(Stored records)
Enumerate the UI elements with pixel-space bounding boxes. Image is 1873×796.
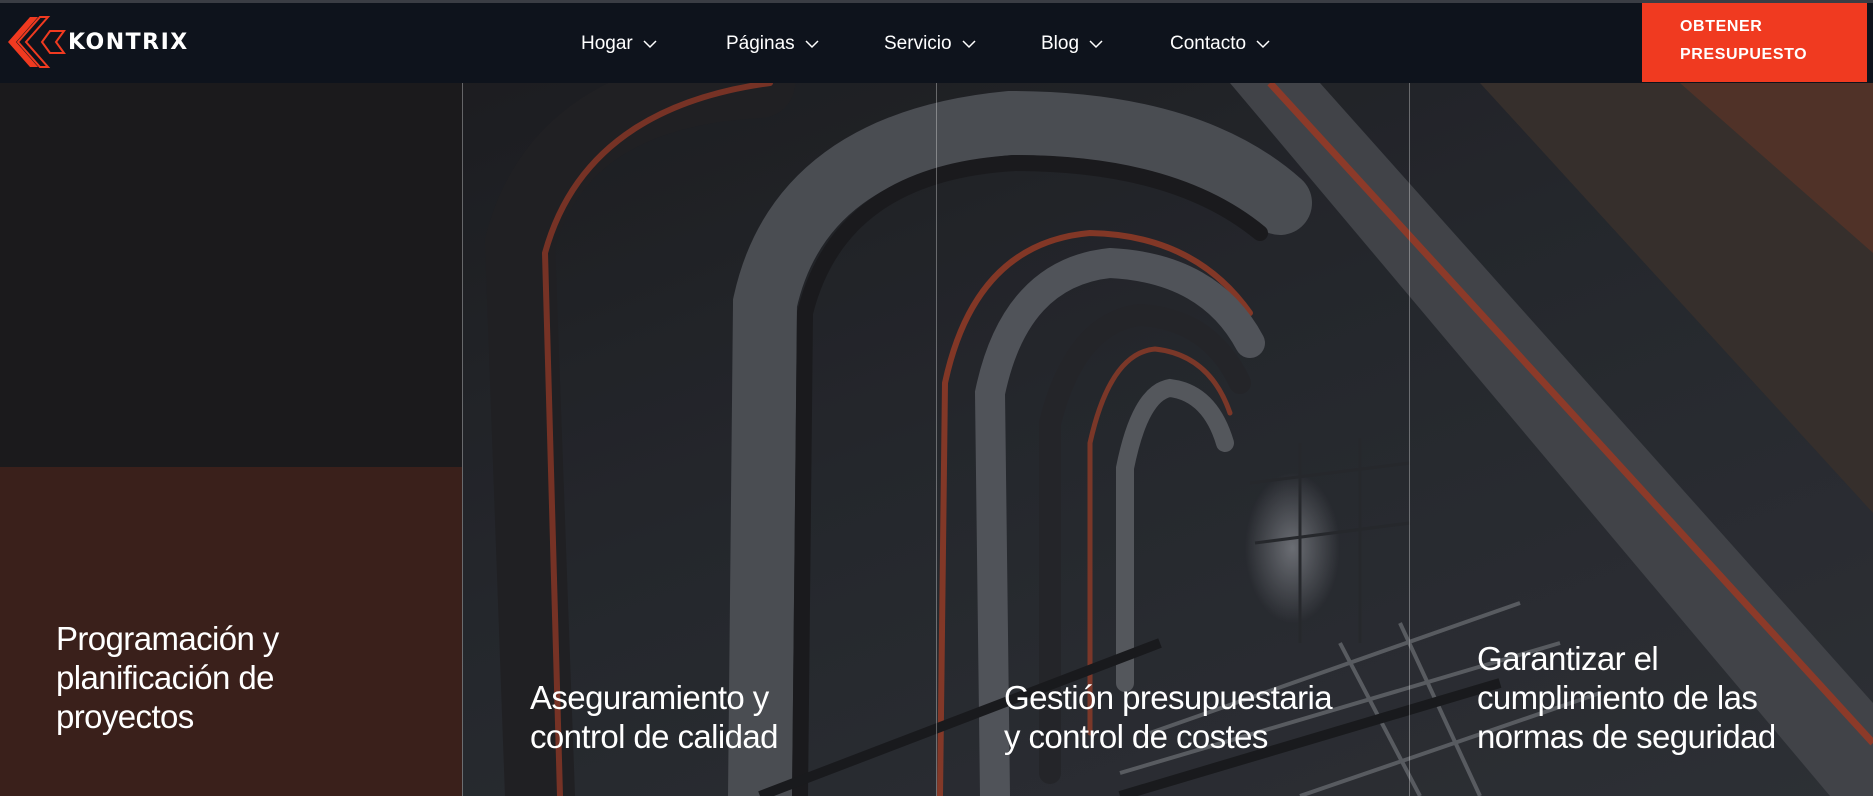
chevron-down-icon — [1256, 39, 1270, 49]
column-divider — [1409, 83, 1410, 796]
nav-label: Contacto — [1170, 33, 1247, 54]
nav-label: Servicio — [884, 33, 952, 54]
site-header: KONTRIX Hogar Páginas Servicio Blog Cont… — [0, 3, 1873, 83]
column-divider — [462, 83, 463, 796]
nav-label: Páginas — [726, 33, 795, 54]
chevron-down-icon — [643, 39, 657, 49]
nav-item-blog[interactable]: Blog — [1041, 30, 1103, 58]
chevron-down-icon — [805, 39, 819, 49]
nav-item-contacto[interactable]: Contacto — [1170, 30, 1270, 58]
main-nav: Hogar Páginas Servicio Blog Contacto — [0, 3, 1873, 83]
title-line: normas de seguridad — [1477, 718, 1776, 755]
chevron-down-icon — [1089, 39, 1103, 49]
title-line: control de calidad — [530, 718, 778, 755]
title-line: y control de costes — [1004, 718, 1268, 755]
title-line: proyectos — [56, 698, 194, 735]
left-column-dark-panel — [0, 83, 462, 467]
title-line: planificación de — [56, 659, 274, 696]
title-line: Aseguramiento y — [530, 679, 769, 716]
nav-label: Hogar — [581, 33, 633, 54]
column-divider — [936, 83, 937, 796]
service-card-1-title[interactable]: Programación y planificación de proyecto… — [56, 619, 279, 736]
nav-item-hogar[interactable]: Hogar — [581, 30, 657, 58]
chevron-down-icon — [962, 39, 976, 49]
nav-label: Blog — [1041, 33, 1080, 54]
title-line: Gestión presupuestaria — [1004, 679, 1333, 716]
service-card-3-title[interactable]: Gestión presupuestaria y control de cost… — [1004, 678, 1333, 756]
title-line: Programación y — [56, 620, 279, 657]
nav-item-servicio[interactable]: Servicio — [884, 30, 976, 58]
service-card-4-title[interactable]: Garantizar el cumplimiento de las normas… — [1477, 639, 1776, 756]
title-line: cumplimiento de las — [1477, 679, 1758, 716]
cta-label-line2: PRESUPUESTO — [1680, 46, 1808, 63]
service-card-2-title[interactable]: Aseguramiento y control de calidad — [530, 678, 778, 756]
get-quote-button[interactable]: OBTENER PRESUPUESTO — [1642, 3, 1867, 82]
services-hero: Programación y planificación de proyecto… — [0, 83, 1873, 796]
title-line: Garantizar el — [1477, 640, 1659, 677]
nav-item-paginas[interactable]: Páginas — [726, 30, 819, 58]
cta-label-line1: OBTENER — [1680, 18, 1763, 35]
* * *
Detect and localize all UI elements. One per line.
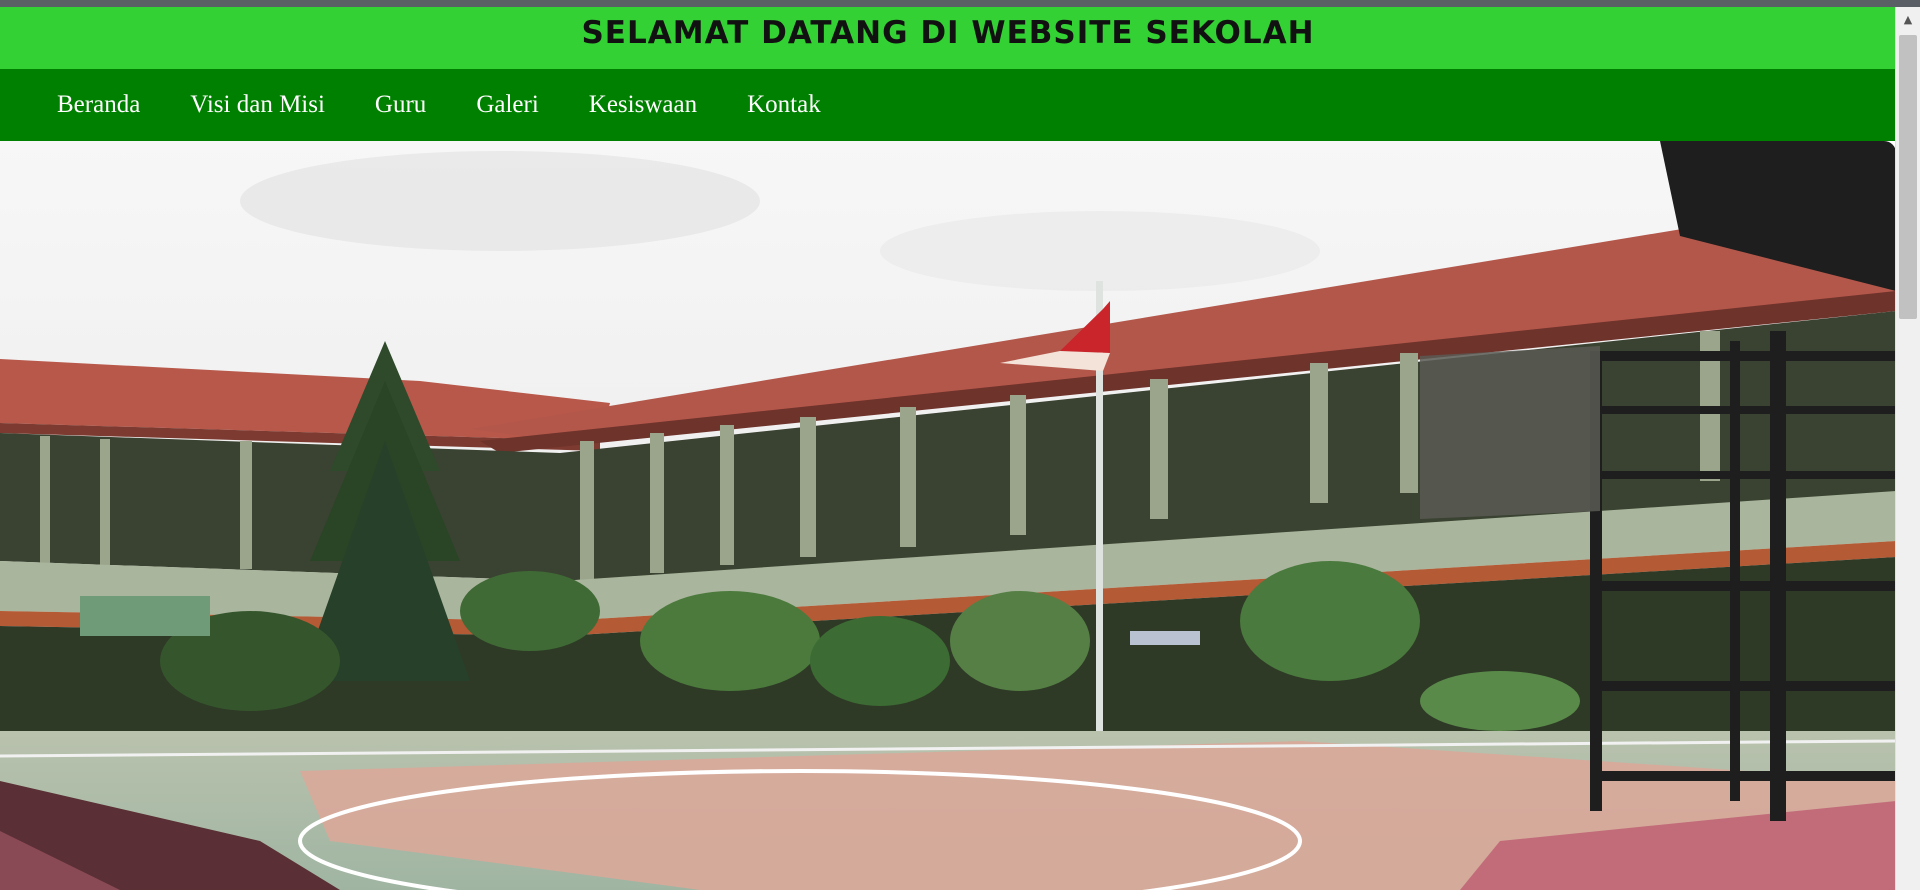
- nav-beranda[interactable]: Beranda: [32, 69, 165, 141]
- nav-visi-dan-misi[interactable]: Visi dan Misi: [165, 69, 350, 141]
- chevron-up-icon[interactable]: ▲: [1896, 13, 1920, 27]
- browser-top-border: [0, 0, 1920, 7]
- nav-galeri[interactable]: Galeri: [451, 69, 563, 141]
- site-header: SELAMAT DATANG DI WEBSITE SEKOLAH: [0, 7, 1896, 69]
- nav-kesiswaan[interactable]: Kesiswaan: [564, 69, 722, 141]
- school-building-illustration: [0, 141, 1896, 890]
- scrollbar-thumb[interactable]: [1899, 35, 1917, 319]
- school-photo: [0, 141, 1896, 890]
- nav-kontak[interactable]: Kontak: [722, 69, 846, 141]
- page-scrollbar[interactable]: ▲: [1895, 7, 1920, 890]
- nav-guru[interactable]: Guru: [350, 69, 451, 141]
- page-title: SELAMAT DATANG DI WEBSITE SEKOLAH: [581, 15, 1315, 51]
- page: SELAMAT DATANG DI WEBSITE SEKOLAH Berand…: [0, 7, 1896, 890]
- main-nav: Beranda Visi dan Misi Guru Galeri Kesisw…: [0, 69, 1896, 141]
---
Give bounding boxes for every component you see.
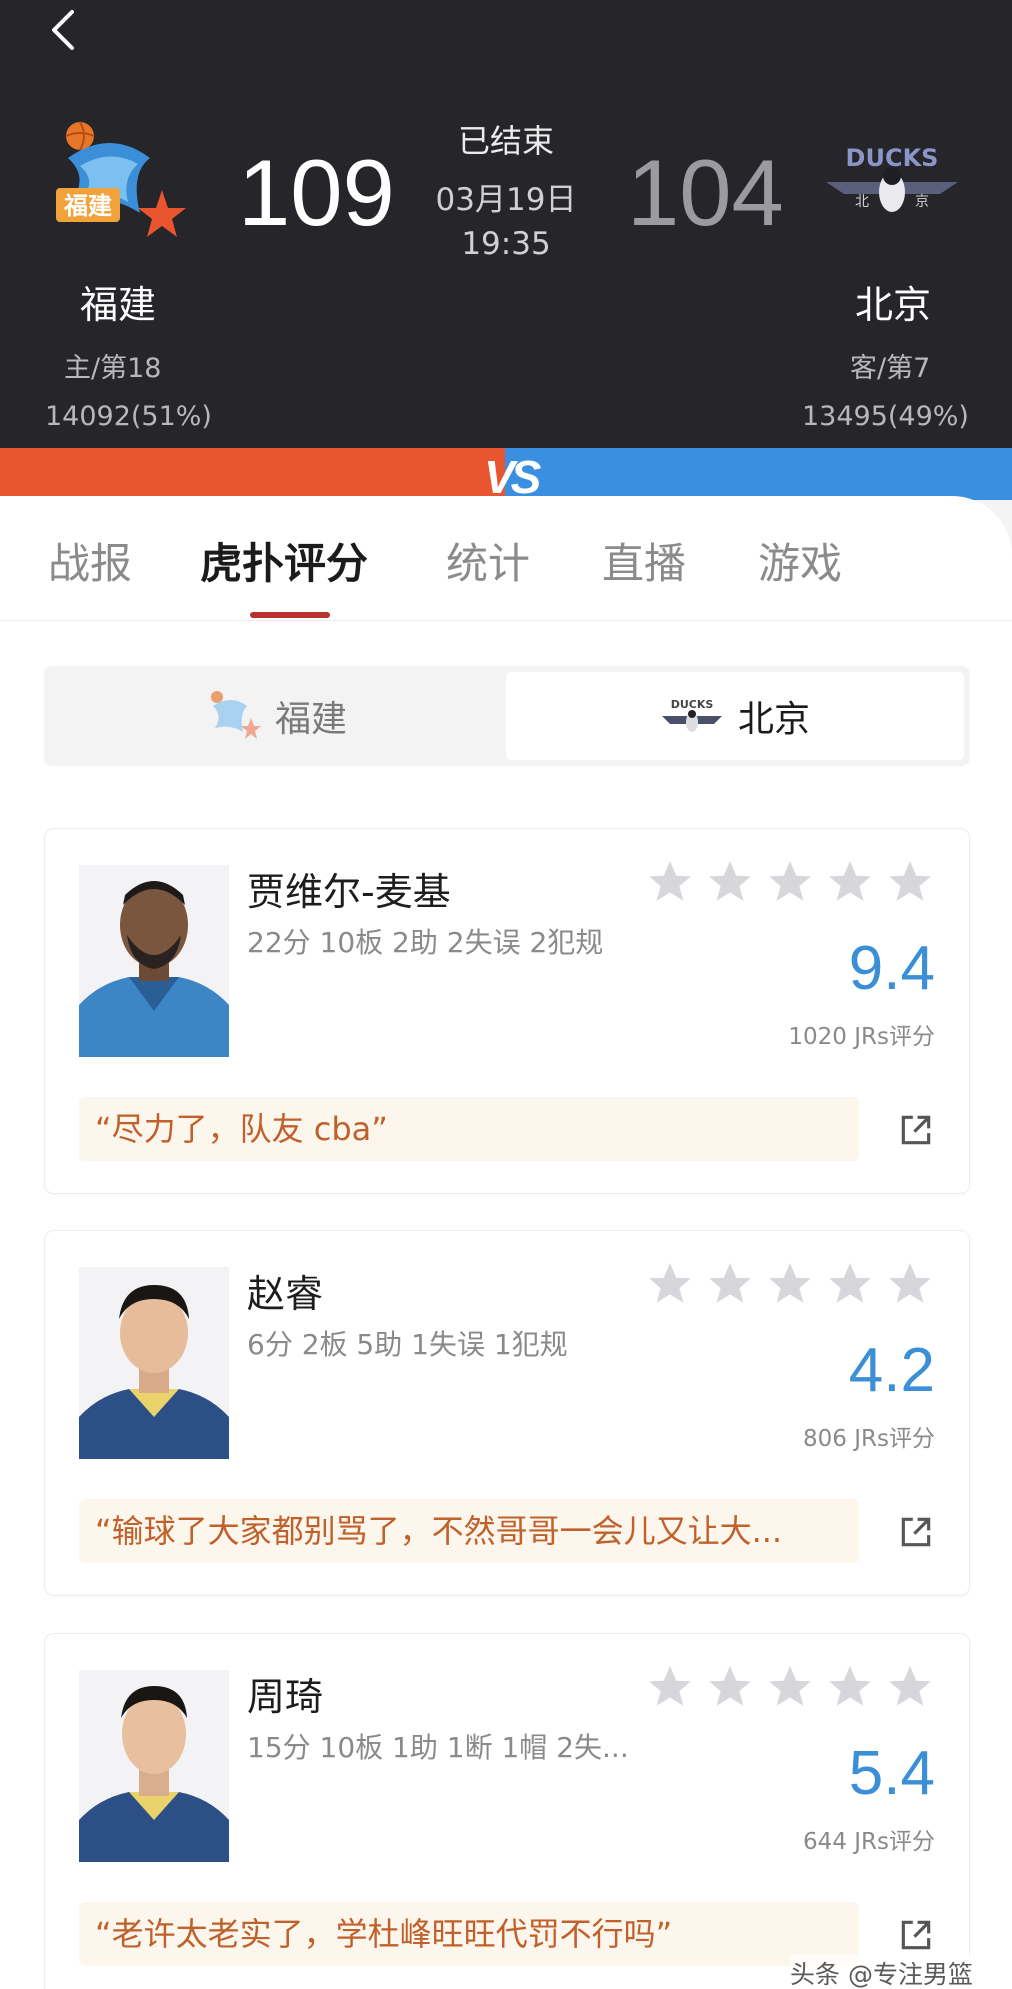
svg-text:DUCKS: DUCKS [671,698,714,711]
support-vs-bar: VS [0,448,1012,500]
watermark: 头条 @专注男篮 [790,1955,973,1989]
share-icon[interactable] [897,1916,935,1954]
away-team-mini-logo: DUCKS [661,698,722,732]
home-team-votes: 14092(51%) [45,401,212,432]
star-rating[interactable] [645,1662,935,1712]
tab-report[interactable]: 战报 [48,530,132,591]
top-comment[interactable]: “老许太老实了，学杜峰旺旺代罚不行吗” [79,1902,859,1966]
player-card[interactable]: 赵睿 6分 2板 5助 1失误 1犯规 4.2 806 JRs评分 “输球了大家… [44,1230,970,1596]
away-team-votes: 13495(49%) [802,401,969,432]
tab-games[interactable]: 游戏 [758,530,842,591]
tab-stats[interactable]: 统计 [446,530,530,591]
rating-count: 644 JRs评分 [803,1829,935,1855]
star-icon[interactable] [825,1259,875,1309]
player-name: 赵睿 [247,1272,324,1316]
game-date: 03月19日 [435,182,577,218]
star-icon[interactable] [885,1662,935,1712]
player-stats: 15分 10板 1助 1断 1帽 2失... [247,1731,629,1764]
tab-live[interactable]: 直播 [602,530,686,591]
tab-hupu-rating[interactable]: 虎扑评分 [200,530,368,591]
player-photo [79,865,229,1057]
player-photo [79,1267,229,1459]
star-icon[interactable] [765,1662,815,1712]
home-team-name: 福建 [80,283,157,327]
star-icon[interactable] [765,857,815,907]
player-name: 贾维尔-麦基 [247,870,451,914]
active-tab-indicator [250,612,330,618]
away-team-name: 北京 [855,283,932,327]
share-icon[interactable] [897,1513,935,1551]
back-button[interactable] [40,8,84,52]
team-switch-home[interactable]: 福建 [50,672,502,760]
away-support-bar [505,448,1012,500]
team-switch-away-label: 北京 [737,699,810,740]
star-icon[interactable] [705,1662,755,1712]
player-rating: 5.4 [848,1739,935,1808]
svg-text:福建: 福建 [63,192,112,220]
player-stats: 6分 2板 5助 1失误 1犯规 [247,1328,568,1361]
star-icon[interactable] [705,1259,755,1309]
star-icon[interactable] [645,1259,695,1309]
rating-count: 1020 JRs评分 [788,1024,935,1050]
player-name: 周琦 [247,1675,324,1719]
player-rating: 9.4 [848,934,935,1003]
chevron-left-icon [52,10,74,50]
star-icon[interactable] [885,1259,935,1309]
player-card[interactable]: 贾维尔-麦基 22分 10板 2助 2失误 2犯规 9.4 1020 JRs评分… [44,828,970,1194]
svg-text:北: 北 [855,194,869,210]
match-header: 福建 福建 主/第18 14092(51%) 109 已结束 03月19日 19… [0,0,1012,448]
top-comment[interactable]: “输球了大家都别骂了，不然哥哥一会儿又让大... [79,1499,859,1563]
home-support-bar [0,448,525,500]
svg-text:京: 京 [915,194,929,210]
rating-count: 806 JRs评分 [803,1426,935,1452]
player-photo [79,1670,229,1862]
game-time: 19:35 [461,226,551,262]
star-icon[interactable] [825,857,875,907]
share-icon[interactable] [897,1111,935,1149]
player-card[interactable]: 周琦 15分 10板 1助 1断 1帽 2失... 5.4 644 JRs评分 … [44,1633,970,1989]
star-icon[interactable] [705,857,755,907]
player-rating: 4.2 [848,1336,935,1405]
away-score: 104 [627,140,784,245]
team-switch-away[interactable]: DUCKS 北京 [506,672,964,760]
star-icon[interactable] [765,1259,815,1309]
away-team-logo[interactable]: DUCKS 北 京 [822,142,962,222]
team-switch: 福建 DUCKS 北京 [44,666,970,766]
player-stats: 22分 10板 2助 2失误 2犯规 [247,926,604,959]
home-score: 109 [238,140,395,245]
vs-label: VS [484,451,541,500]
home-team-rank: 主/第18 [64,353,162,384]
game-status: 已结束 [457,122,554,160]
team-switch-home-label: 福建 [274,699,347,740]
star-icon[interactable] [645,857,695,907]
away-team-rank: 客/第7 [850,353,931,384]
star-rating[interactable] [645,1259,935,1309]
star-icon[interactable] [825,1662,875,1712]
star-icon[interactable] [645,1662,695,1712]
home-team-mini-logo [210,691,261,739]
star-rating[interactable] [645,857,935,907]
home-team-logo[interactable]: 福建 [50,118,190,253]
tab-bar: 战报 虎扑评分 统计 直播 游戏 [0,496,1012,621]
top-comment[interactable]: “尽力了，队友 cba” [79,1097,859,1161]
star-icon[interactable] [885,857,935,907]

TASK TO COMPLETE: Reproduce, unchanged, the rows running from the line that contains "- nav-beranda[interactable]: Beranda: [32, 69, 165, 141]" to the line that contains "- scrollbar-thumb[interactable]: [1899, 35, 1917, 319]", with both of those lines included.

FINISHED ANSWER:
- nav-beranda[interactable]: Beranda: [32, 69, 165, 141]
- nav-visi-dan-misi[interactable]: Visi dan Misi: [165, 69, 350, 141]
- chevron-up-icon[interactable]: ▲: [1896, 13, 1920, 27]
- browser-top-border: [0, 0, 1920, 7]
- nav-galeri[interactable]: Galeri: [451, 69, 563, 141]
- site-header: SELAMAT DATANG DI WEBSITE SEKOLAH: [0, 7, 1896, 69]
- nav-kesiswaan[interactable]: Kesiswaan: [564, 69, 722, 141]
- school-building-illustration: [0, 141, 1896, 890]
- scrollbar-thumb[interactable]: [1899, 35, 1917, 319]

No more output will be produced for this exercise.